Items from a dataset:

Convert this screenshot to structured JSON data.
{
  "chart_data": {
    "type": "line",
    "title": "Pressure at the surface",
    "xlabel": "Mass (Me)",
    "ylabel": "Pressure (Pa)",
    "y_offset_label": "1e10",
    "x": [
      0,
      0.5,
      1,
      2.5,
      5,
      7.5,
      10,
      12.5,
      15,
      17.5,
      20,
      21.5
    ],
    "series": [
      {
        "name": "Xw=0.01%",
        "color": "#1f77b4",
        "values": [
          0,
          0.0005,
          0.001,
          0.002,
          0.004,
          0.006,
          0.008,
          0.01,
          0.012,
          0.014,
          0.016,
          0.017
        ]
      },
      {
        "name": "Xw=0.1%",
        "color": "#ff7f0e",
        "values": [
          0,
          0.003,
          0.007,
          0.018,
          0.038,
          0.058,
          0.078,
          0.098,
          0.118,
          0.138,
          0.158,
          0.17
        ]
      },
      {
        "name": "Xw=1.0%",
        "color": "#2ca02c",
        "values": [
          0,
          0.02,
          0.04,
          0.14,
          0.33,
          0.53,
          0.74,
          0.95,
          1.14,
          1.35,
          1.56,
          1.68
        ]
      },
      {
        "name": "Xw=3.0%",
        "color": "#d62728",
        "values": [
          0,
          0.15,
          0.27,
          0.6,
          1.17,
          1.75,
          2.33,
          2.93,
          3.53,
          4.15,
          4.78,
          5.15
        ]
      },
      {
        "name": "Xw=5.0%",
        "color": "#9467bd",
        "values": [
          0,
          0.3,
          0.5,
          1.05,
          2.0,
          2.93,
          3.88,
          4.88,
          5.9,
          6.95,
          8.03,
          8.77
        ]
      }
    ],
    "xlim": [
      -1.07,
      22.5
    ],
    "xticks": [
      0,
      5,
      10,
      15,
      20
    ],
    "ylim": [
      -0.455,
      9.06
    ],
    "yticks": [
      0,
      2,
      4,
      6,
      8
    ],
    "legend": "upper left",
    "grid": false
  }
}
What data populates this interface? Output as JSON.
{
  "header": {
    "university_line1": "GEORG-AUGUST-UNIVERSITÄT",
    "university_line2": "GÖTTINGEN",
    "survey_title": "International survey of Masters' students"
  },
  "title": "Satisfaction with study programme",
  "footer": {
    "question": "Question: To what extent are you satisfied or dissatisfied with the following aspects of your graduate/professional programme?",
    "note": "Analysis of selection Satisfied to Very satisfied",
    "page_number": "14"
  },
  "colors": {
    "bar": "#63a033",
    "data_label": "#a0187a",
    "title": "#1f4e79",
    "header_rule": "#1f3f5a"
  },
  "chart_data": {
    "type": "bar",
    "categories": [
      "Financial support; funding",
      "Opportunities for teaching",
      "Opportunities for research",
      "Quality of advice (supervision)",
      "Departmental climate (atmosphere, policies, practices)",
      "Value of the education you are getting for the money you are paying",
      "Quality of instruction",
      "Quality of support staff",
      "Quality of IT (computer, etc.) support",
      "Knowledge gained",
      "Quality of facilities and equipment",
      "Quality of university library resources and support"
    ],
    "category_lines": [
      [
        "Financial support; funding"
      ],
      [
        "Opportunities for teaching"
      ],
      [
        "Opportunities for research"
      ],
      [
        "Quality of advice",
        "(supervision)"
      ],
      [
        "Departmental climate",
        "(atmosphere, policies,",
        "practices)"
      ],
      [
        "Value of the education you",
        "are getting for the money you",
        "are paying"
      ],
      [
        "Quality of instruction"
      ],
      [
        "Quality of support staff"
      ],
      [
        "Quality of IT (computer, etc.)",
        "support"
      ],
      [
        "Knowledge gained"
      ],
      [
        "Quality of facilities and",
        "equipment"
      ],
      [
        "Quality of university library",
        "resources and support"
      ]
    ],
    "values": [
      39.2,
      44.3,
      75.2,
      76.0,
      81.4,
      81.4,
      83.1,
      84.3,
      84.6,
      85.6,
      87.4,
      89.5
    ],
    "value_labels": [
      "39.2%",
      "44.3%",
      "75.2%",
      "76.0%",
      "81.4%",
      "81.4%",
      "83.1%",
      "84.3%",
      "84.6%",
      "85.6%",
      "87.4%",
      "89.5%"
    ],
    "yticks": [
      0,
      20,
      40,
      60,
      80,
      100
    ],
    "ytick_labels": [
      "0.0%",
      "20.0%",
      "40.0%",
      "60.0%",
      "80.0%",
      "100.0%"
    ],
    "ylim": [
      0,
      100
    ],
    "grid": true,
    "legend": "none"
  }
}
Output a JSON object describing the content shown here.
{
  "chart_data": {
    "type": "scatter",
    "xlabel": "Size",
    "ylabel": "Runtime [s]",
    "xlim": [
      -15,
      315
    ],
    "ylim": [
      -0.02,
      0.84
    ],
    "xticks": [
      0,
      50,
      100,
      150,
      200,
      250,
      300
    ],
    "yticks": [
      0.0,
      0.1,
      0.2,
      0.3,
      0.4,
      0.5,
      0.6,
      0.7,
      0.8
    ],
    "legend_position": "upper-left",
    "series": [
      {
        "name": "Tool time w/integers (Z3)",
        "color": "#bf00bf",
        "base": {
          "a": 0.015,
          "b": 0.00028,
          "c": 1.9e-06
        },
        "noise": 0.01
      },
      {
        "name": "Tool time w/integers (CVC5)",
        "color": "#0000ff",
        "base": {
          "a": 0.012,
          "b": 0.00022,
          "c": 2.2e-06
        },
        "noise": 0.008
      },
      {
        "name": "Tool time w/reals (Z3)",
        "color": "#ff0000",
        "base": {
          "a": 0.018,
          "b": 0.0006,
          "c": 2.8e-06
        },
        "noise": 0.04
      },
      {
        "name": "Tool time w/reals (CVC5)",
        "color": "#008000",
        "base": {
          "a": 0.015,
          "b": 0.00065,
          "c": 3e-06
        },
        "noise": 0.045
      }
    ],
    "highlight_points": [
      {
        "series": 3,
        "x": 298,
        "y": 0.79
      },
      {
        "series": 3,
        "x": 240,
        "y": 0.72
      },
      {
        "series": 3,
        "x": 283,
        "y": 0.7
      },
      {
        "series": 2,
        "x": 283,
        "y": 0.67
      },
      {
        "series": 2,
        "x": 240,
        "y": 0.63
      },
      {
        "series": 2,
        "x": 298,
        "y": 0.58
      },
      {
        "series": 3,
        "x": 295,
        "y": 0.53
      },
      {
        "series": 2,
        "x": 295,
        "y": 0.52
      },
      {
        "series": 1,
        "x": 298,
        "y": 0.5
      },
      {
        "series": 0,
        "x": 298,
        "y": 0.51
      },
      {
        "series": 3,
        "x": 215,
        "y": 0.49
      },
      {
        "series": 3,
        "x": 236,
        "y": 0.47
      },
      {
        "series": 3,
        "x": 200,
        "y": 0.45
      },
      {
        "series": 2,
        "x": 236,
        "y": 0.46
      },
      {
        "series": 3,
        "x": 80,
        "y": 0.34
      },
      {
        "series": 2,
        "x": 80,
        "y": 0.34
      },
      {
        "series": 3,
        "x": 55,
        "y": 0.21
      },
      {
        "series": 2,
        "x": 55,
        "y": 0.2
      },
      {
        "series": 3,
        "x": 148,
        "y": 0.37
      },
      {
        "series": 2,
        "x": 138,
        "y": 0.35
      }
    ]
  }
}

> **What you need to do**:
Find "equipment". Copy every line it occurs in.

> **Exercise result**:
      "Quality of facilities and equipment",
        "equipment"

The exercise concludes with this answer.